┌──

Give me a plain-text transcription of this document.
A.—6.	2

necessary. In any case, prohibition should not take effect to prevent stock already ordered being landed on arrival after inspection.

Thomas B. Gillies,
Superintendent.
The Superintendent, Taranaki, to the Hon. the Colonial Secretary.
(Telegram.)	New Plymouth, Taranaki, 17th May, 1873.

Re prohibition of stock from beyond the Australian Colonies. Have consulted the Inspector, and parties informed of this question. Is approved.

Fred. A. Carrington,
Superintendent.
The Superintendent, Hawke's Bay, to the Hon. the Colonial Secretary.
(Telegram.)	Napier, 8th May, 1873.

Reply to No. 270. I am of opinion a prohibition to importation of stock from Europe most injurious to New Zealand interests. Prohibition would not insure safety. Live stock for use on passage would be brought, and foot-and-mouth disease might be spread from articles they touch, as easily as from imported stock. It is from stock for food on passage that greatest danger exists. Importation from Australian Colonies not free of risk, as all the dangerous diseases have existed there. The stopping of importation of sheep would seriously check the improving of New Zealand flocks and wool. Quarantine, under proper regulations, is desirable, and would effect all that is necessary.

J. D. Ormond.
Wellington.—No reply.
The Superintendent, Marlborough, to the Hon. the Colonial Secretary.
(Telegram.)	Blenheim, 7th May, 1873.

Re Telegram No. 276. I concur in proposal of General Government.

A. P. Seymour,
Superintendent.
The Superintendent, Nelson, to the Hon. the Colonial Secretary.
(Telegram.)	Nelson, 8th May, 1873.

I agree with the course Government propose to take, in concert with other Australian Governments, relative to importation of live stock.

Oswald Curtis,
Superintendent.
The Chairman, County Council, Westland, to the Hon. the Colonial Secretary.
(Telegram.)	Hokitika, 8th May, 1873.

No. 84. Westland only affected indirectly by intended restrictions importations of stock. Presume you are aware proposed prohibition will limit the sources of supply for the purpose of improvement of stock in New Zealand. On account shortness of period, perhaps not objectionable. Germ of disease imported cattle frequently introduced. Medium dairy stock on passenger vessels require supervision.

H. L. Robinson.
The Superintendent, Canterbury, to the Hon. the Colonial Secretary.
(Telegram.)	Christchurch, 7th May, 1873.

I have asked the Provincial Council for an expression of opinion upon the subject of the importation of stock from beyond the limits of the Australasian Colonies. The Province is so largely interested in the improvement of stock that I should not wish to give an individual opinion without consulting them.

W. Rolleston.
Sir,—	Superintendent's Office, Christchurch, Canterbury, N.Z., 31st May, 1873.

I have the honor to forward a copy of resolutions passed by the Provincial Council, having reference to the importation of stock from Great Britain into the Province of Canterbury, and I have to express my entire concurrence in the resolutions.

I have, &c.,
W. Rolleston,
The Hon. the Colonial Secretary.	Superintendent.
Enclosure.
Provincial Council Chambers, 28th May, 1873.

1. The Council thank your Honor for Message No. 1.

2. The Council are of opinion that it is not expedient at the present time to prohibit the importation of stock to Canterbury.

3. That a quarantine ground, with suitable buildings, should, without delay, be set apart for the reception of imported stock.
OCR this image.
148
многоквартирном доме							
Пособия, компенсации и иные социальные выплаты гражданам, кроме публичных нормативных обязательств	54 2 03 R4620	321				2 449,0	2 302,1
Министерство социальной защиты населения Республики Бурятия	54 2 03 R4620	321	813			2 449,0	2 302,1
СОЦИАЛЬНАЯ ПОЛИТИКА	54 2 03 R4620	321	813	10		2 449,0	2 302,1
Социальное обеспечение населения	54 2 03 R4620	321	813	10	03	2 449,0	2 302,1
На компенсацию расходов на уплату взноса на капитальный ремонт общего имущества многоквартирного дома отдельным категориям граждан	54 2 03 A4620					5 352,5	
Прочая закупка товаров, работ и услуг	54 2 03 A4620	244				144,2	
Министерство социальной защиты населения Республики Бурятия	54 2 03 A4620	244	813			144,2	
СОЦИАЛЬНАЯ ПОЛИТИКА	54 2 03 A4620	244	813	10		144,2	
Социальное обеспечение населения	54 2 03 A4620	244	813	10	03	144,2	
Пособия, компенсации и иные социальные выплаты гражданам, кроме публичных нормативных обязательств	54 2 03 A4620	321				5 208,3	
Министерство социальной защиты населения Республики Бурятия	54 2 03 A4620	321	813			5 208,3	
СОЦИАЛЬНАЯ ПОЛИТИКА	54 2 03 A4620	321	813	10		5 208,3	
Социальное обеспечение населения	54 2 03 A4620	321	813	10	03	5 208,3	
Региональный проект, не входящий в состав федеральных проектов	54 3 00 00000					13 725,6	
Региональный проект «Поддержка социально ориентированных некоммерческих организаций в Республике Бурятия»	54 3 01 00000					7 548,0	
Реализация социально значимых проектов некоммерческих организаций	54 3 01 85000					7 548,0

└──

* _CHALLENGE_: Going over the lines above, work out how many include "Региональный", then give only that number.

* _COMPLETED TASK_: 2